WHAT TO WORK ON: Look through the data below and return each line where "больныхъ" appears.

DATA FOR PROCESSING:
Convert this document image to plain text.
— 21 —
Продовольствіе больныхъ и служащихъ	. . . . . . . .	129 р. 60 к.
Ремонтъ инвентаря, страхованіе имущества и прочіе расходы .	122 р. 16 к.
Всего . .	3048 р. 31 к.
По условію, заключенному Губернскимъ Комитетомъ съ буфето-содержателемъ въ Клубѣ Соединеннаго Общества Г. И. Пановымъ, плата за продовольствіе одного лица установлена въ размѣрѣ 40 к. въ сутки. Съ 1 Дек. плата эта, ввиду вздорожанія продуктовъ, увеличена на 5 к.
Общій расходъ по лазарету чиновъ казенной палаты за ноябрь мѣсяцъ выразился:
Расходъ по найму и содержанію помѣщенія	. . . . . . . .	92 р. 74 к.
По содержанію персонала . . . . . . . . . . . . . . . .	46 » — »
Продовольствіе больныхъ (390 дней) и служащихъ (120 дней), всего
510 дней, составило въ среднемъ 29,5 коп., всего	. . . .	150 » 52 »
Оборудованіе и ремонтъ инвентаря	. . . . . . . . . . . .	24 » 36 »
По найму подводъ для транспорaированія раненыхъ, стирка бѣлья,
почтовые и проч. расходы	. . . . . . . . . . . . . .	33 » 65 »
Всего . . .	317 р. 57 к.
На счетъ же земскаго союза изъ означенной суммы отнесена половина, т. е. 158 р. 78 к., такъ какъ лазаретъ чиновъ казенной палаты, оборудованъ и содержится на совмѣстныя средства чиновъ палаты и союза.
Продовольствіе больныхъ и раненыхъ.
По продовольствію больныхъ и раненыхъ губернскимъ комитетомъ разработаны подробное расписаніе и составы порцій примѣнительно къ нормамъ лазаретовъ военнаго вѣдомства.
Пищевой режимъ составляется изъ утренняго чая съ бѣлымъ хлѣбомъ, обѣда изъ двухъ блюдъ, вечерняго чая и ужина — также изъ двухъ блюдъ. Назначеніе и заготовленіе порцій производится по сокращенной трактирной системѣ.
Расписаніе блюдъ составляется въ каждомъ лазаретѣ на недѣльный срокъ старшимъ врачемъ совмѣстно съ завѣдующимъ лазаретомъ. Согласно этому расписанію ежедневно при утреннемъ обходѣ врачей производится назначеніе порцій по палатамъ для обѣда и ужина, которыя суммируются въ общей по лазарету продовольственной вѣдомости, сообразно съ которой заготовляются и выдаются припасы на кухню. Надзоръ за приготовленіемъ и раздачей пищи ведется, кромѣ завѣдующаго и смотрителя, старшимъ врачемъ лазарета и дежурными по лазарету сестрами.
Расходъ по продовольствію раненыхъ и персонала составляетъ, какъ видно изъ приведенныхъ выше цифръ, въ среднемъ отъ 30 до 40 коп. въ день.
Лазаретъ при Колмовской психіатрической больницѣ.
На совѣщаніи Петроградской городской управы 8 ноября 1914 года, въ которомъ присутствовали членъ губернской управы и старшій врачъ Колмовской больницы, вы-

FULL SOLUTION:
Продовольствіе больныхъ и служащихъ	. . . . . . . .	129 р. 60 к.
Продовольствіе больныхъ (390 дней) и служащихъ (120 дней), всего
Продовольствіе больныхъ и раненыхъ.
По продовольствію больныхъ и раненыхъ губернскимъ комитетомъ разработаны подробное расписаніе и составы порцій примѣнительно къ нормамъ лазаретовъ военнаго вѣдомства.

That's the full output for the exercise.